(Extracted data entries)
►

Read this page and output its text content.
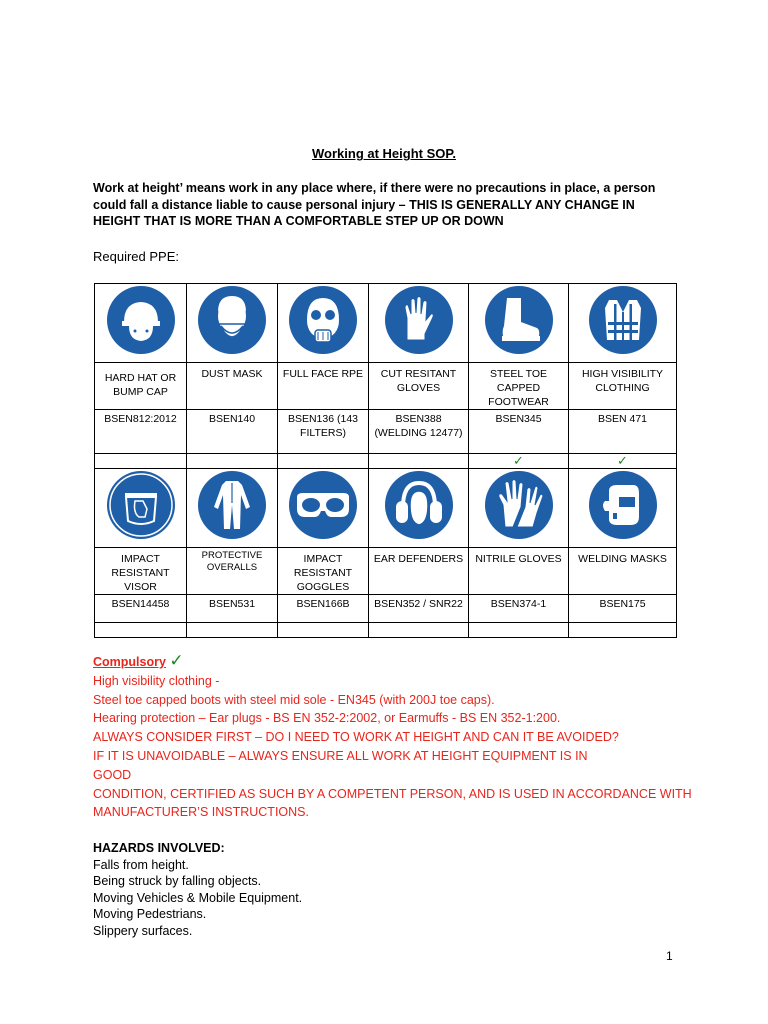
Working at Height SOP.
Work at height’ means work in any place where, if there were no precautions in place, a person could fall a distance liable to cause personal injury – THIS IS GENERALLY ANY CHANGE IN HEIGHT THAT IS MORE THAN A COMFORTABLE STEP UP OR DOWN
Required PPE:

HARD HAT OR BUMP CAP	DUST MASK	FULL FACE RPE	CUT RESITANT GLOVES	STEEL TOE CAPPED FOOTWEAR	HIGH VISIBILITY CLOTHING

BSEN812:2012	BSEN140	BSEN136 (143 FILTERS)	BSEN388 (WELDING 12477)	BSEN345	BSEN 471

				✓	✓

IMPACT RESISTANT VISOR	PROTECTIVE OVERALLS	IMPACT RESISTANT GOGGLES	EAR DEFENDERS	NITRILE GLOVES	WELDING MASKS

BSEN14458	BSEN531	BSEN166B	BSEN352 / SNR22	BSEN374-1	BSEN175

Compulsory ✓
High visibility clothing -
Steel toe capped boots with steel mid sole - EN345 (with 200J toe caps).
Hearing protection – Ear plugs - BS EN 352-2:2002, or Earmuffs - BS EN 352-1:200.
ALWAYS CONSIDER FIRST – DO I NEED TO WORK AT HEIGHT AND CAN IT BE AVOIDED?
IF IT IS UNAVOIDABLE – ALWAYS ENSURE ALL WORK AT HEIGHT EQUIPMENT IS IN
GOOD
CONDITION, CERTIFIED AS SUCH BY A COMPETENT PERSON, AND IS USED IN ACCORDANCE WITH
MANUFACTURER’S INSTRUCTIONS.
HAZARDS INVOLVED:
Falls from height.
Being struck by falling objects.
Moving Vehicles & Mobile Equipment.
Moving Pedestrians.
Slippery surfaces.
1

◄

* Task objective: Write out every entry again word for word, without any of the pictures.

* Full response:
Read this page and output its text content.
Working at Height SOP.
Work at height’ means work in any place where, if there were no precautions in place, a person could fall a distance liable to cause personal injury – THIS IS GENERALLY ANY CHANGE IN HEIGHT THAT IS MORE THAN A COMFORTABLE STEP UP OR DOWN
Required PPE:

HARD HAT OR BUMP CAP	DUST MASK	FULL FACE RPE	CUT RESITANT GLOVES	STEEL TOE CAPPED FOOTWEAR	HIGH VISIBILITY CLOTHING

BSEN812:2012	BSEN140	BSEN136 (143 FILTERS)	BSEN388 (WELDING 12477)	BSEN345	BSEN 471

				✓	✓

IMPACT RESISTANT VISOR	PROTECTIVE OVERALLS	IMPACT RESISTANT GOGGLES	EAR DEFENDERS	NITRILE GLOVES	WELDING MASKS

BSEN14458	BSEN531	BSEN166B	BSEN352 / SNR22	BSEN374-1	BSEN175

Compulsory ✓
High visibility clothing -
Steel toe capped boots with steel mid sole - EN345 (with 200J toe caps).
Hearing protection – Ear plugs - BS EN 352-2:2002, or Earmuffs - BS EN 352-1:200.
ALWAYS CONSIDER FIRST – DO I NEED TO WORK AT HEIGHT AND CAN IT BE AVOIDED?
IF IT IS UNAVOIDABLE – ALWAYS ENSURE ALL WORK AT HEIGHT EQUIPMENT IS IN
GOOD
CONDITION, CERTIFIED AS SUCH BY A COMPETENT PERSON, AND IS USED IN ACCORDANCE WITH
MANUFACTURER’S INSTRUCTIONS.
HAZARDS INVOLVED:
Falls from height.
Being struck by falling objects.
Moving Vehicles & Mobile Equipment.
Moving Pedestrians.
Slippery surfaces.
1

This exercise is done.